Task to carry out
With the pictures omitted, write out the entries that follow exactly as they stand.

Supplied information
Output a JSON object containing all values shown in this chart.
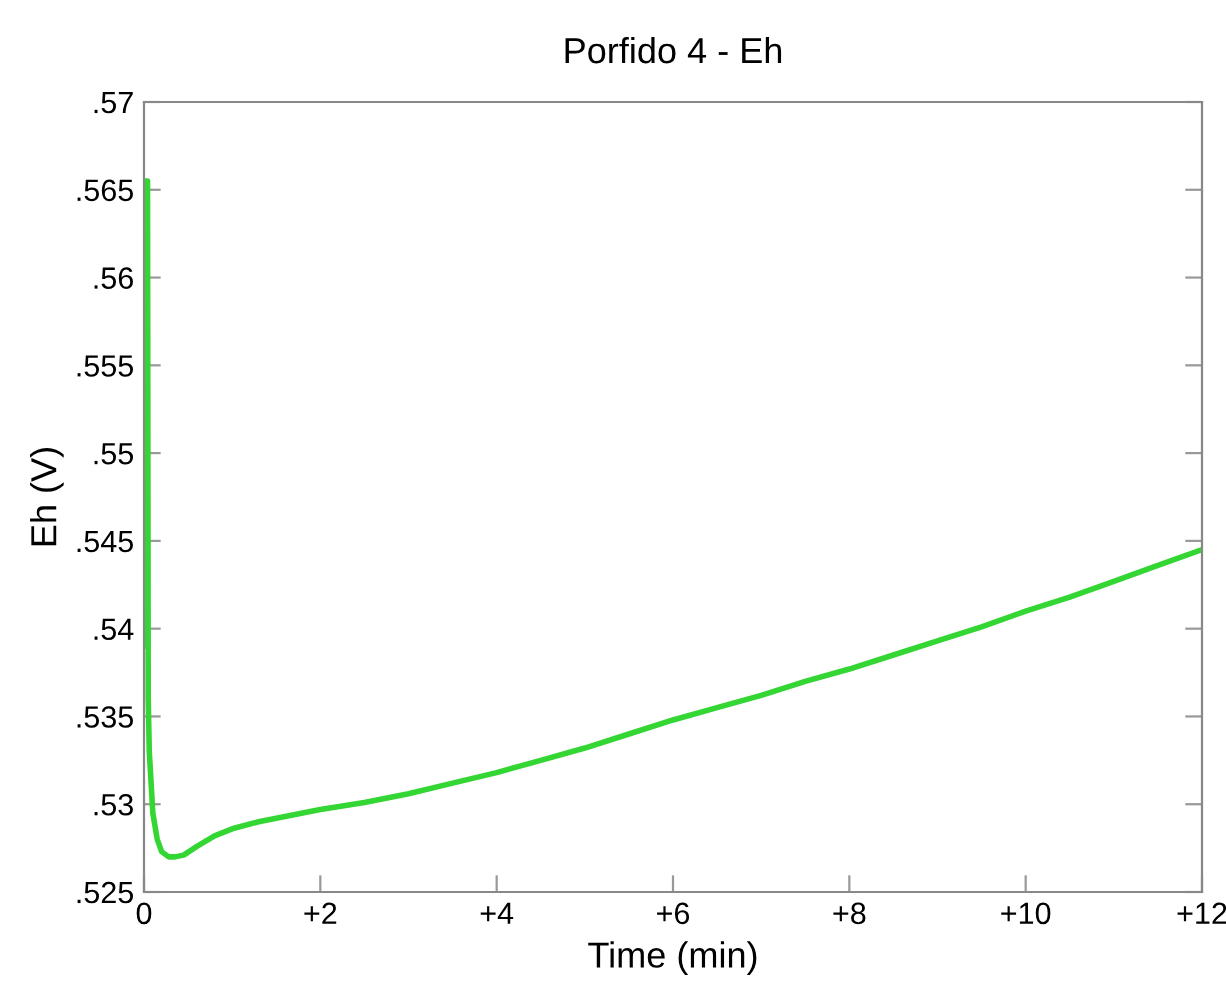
{
  "chart_data": {
    "type": "line",
    "title": "Porfido 4 - Eh",
    "xlabel": "Time (min)",
    "ylabel": "Eh (V)",
    "series": [
      {
        "color": "#33d633",
        "x": [
          0,
          0.008,
          0.016,
          0.024,
          0.032,
          0.04,
          0.048,
          0.06,
          0.1,
          0.15,
          0.2,
          0.28,
          0.35,
          0.45,
          0.6,
          0.8,
          1.0,
          1.3,
          1.6,
          2,
          2.5,
          3,
          3.5,
          4,
          4.5,
          5,
          5.5,
          6,
          6.5,
          7,
          7.5,
          8,
          8.5,
          9,
          9.5,
          10,
          10.5,
          11,
          11.5,
          12
        ],
        "values": [
          0.539,
          0.5655,
          0.539,
          0.5655,
          0.539,
          0.5655,
          0.536,
          0.533,
          0.5295,
          0.528,
          0.5273,
          0.527,
          0.527,
          0.5271,
          0.5276,
          0.5282,
          0.5286,
          0.529,
          0.5293,
          0.5297,
          0.5301,
          0.5306,
          0.5312,
          0.5318,
          0.5325,
          0.5332,
          0.534,
          0.5348,
          0.5355,
          0.5362,
          0.537,
          0.5377,
          0.5385,
          0.5393,
          0.5401,
          0.541,
          0.5418,
          0.5427,
          0.5436,
          0.5445
        ]
      }
    ],
    "xlim": [
      0,
      12
    ],
    "xticks": [
      0,
      {
        "value": 2,
        "label": "+2"
      },
      {
        "value": 4,
        "label": "+4"
      },
      {
        "value": 6,
        "label": "+6"
      },
      {
        "value": 8,
        "label": "+8"
      },
      {
        "value": 10,
        "label": "+10"
      },
      {
        "value": 12,
        "label": "+12"
      }
    ],
    "ylim": [
      0.525,
      0.57
    ],
    "yticks": [
      {
        "value": 0.525,
        "label": ".525"
      },
      {
        "value": 0.53,
        "label": ".53"
      },
      {
        "value": 0.535,
        "label": ".535"
      },
      {
        "value": 0.54,
        "label": ".54"
      },
      {
        "value": 0.545,
        "label": ".545"
      },
      {
        "value": 0.55,
        "label": ".55"
      },
      {
        "value": 0.555,
        "label": ".555"
      },
      {
        "value": 0.56,
        "label": ".56"
      },
      {
        "value": 0.565,
        "label": ".565"
      },
      {
        "value": 0.57,
        "label": ".57"
      }
    ],
    "grid": false,
    "legend": false,
    "marker": "none",
    "line_style": "solid"
  }
}
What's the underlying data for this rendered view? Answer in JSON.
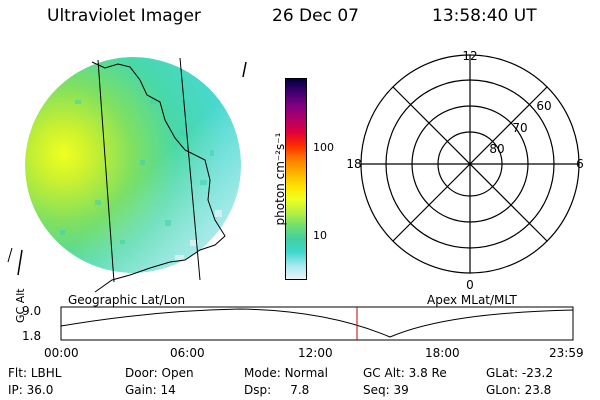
{
  "header": {
    "title": "Ultraviolet Imager",
    "date": "26 Dec 07",
    "time": "13:58:40 UT"
  },
  "colorbar": {
    "label": "photon cm⁻²s⁻¹",
    "ticks": [
      "100",
      "10"
    ],
    "colors": [
      "#000040",
      "#400070",
      "#800080",
      "#b0006a",
      "#e0003a",
      "#ff2a00",
      "#ff7a00",
      "#ffb000",
      "#ffe000",
      "#f0ff20",
      "#b8f040",
      "#70e070",
      "#40d0a0",
      "#40d8d0",
      "#a8e8f0",
      "#e8f4f8"
    ]
  },
  "polar_plot": {
    "mlt_labels": {
      "top": "12",
      "left": "18",
      "right": "6",
      "bottom": "0"
    },
    "lat_labels": [
      "60",
      "70",
      "80"
    ]
  },
  "timeline": {
    "left_title": "Geographic Lat/Lon",
    "right_title": "Apex MLat/MLT",
    "axis_label": "GC Alt",
    "y_ticks": [
      "9.0",
      "1.8"
    ],
    "x_ticks": [
      "00:00",
      "06:00",
      "12:00",
      "18:00",
      "23:59"
    ],
    "marker_time": "13:58:40"
  },
  "info": {
    "row1": [
      {
        "label": "Flt:",
        "value": "LBHL"
      },
      {
        "label": "Door:",
        "value": "Open"
      },
      {
        "label": "Mode:",
        "value": "Normal"
      },
      {
        "label": "GC Alt:",
        "value": "3.8 Re"
      },
      {
        "label": "GLat:",
        "value": "-23.2"
      }
    ],
    "row2": [
      {
        "label": "IP:",
        "value": "36.0"
      },
      {
        "label": "Gain:",
        "value": "14"
      },
      {
        "label": "Dsp:",
        "value": "7.8"
      },
      {
        "label": "Seq:",
        "value": "39"
      },
      {
        "label": "GLon:",
        "value": "23.8"
      }
    ]
  }
}
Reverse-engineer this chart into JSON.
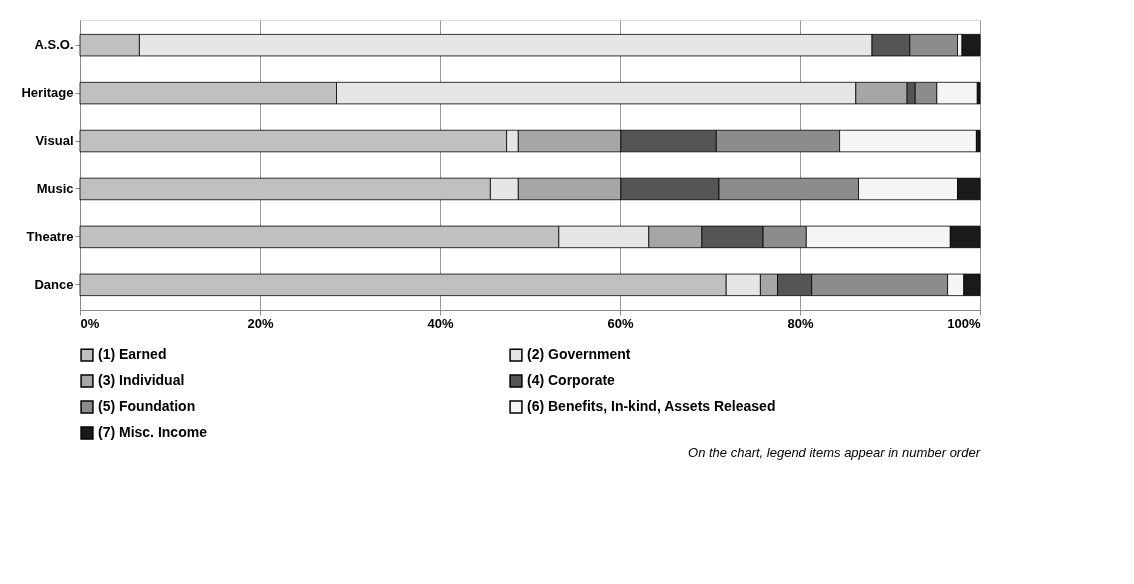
{
  "chart_data": {
    "type": "bar",
    "orientation": "horizontal",
    "stacked": true,
    "categories": [
      "A.S.O.",
      "Heritage",
      "Visual",
      "Music",
      "Theatre",
      "Dance"
    ],
    "series": [
      {
        "name": "(1) Earned",
        "color": "#c0c0c0",
        "values": [
          6.6,
          28.5,
          47.4,
          45.6,
          53.2,
          71.8
        ]
      },
      {
        "name": "(2) Government",
        "color": "#e6e6e6",
        "values": [
          81.4,
          57.7,
          1.3,
          3.1,
          10.0,
          3.8
        ]
      },
      {
        "name": "(3) Individual",
        "color": "#a6a6a6",
        "values": [
          null,
          5.7,
          11.4,
          11.4,
          5.9,
          1.9
        ]
      },
      {
        "name": "(4) Corporate",
        "color": "#555555",
        "values": [
          4.2,
          0.9,
          10.6,
          10.9,
          6.8,
          3.8
        ]
      },
      {
        "name": "(5) Foundation",
        "color": "#8c8c8c",
        "values": [
          5.3,
          2.4,
          13.7,
          15.5,
          4.8,
          15.1
        ]
      },
      {
        "name": "(6) Benefits, In-kind, Assets Released",
        "color": "#f5f5f5",
        "values": [
          0.5,
          4.5,
          15.2,
          11.0,
          16.0,
          1.8
        ]
      },
      {
        "name": "(7) Misc. Income",
        "color": "#1a1a1a",
        "values": [
          2.0,
          0.3,
          0.4,
          2.5,
          3.3,
          1.8
        ]
      }
    ],
    "xlim": [
      0,
      100
    ],
    "xticks": [
      {
        "value": 0,
        "label": "0%"
      },
      {
        "value": 20,
        "label": "20%"
      },
      {
        "value": 40,
        "label": "40%"
      },
      {
        "value": 60,
        "label": "60%"
      },
      {
        "value": 80,
        "label": "80%"
      },
      {
        "value": 100,
        "label": "100%"
      }
    ],
    "grid": "x",
    "legend": "bottom",
    "annotations": [
      "On the chart, legend items appear in number order"
    ]
  }
}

Exercise output
Output a JSON object containing all values shown in this chart.
{
  "chart_data": {
    "type": "line",
    "title": "Porfido 4 - Eh",
    "xlabel": "Time (min)",
    "ylabel": "Eh (V)",
    "series": [
      {
        "color": "#33d633",
        "x": [
          0,
          0.008,
          0.016,
          0.024,
          0.032,
          0.04,
          0.048,
          0.06,
          0.1,
          0.15,
          0.2,
          0.28,
          0.35,
          0.45,
          0.6,
          0.8,
          1.0,
          1.3,
          1.6,
          2,
          2.5,
          3,
          3.5,
          4,
          4.5,
          5,
          5.5,
          6,
          6.5,
          7,
          7.5,
          8,
          8.5,
          9,
          9.5,
          10,
          10.5,
          11,
          11.5,
          12
        ],
        "values": [
          0.539,
          0.5655,
          0.539,
          0.5655,
          0.539,
          0.5655,
          0.536,
          0.533,
          0.5295,
          0.528,
          0.5273,
          0.527,
          0.527,
          0.5271,
          0.5276,
          0.5282,
          0.5286,
          0.529,
          0.5293,
          0.5297,
          0.5301,
          0.5306,
          0.5312,
          0.5318,
          0.5325,
          0.5332,
          0.534,
          0.5348,
          0.5355,
          0.5362,
          0.537,
          0.5377,
          0.5385,
          0.5393,
          0.5401,
          0.541,
          0.5418,
          0.5427,
          0.5436,
          0.5445
        ]
      }
    ],
    "xlim": [
      0,
      12
    ],
    "xticks": [
      0,
      {
        "value": 2,
        "label": "+2"
      },
      {
        "value": 4,
        "label": "+4"
      },
      {
        "value": 6,
        "label": "+6"
      },
      {
        "value": 8,
        "label": "+8"
      },
      {
        "value": 10,
        "label": "+10"
      },
      {
        "value": 12,
        "label": "+12"
      }
    ],
    "ylim": [
      0.525,
      0.57
    ],
    "yticks": [
      {
        "value": 0.525,
        "label": ".525"
      },
      {
        "value": 0.53,
        "label": ".53"
      },
      {
        "value": 0.535,
        "label": ".535"
      },
      {
        "value": 0.54,
        "label": ".54"
      },
      {
        "value": 0.545,
        "label": ".545"
      },
      {
        "value": 0.55,
        "label": ".55"
      },
      {
        "value": 0.555,
        "label": ".555"
      },
      {
        "value": 0.56,
        "label": ".56"
      },
      {
        "value": 0.565,
        "label": ".565"
      },
      {
        "value": 0.57,
        "label": ".57"
      }
    ],
    "grid": false,
    "legend": false,
    "marker": "none",
    "line_style": "solid"
  }
}
What's the underlying data for this rendered view? Answer in JSON.
{
  "header": {
    "title": "Ultraviolet Imager",
    "date": "26 Dec 07",
    "time": "13:58:40 UT"
  },
  "colorbar": {
    "label": "photon cm⁻²s⁻¹",
    "ticks": [
      "100",
      "10"
    ],
    "colors": [
      "#000040",
      "#400070",
      "#800080",
      "#b0006a",
      "#e0003a",
      "#ff2a00",
      "#ff7a00",
      "#ffb000",
      "#ffe000",
      "#f0ff20",
      "#b8f040",
      "#70e070",
      "#40d0a0",
      "#40d8d0",
      "#a8e8f0",
      "#e8f4f8"
    ]
  },
  "polar_plot": {
    "mlt_labels": {
      "top": "12",
      "left": "18",
      "right": "6",
      "bottom": "0"
    },
    "lat_labels": [
      "60",
      "70",
      "80"
    ]
  },
  "timeline": {
    "left_title": "Geographic Lat/Lon",
    "right_title": "Apex MLat/MLT",
    "axis_label": "GC Alt",
    "y_ticks": [
      "9.0",
      "1.8"
    ],
    "x_ticks": [
      "00:00",
      "06:00",
      "12:00",
      "18:00",
      "23:59"
    ],
    "marker_time": "13:58:40"
  },
  "info": {
    "row1": [
      {
        "label": "Flt:",
        "value": "LBHL"
      },
      {
        "label": "Door:",
        "value": "Open"
      },
      {
        "label": "Mode:",
        "value": "Normal"
      },
      {
        "label": "GC Alt:",
        "value": "3.8 Re"
      },
      {
        "label": "GLat:",
        "value": "-23.2"
      }
    ],
    "row2": [
      {
        "label": "IP:",
        "value": "36.0"
      },
      {
        "label": "Gain:",
        "value": "14"
      },
      {
        "label": "Dsp:",
        "value": "7.8"
      },
      {
        "label": "Seq:",
        "value": "39"
      },
      {
        "label": "GLon:",
        "value": "23.8"
      }
    ]
  }
}
Reverse-engineer this chart into JSON.
{
  "chart_data": {
    "type": "bar",
    "orientation": "horizontal",
    "stacked": true,
    "categories": [
      "A.S.O.",
      "Heritage",
      "Visual",
      "Music",
      "Theatre",
      "Dance"
    ],
    "series": [
      {
        "name": "(1) Earned",
        "color": "#c0c0c0",
        "values": [
          6.6,
          28.5,
          47.4,
          45.6,
          53.2,
          71.8
        ]
      },
      {
        "name": "(2) Government",
        "color": "#e6e6e6",
        "values": [
          81.4,
          57.7,
          1.3,
          3.1,
          10.0,
          3.8
        ]
      },
      {
        "name": "(3) Individual",
        "color": "#a6a6a6",
        "values": [
          null,
          5.7,
          11.4,
          11.4,
          5.9,
          1.9
        ]
      },
      {
        "name": "(4) Corporate",
        "color": "#555555",
        "values": [
          4.2,
          0.9,
          10.6,
          10.9,
          6.8,
          3.8
        ]
      },
      {
        "name": "(5) Foundation",
        "color": "#8c8c8c",
        "values": [
          5.3,
          2.4,
          13.7,
          15.5,
          4.8,
          15.1
        ]
      },
      {
        "name": "(6) Benefits, In-kind, Assets Released",
        "color": "#f5f5f5",
        "values": [
          0.5,
          4.5,
          15.2,
          11.0,
          16.0,
          1.8
        ]
      },
      {
        "name": "(7) Misc. Income",
        "color": "#1a1a1a",
        "values": [
          2.0,
          0.3,
          0.4,
          2.5,
          3.3,
          1.8
        ]
      }
    ],
    "xlim": [
      0,
      100
    ],
    "xticks": [
      {
        "value": 0,
        "label": "0%"
      },
      {
        "value": 20,
        "label": "20%"
      },
      {
        "value": 40,
        "label": "40%"
      },
      {
        "value": 60,
        "label": "60%"
      },
      {
        "value": 80,
        "label": "80%"
      },
      {
        "value": 100,
        "label": "100%"
      }
    ],
    "grid": "x",
    "legend": "bottom",
    "annotations": [
      "On the chart, legend items appear in number order"
    ]
  }
}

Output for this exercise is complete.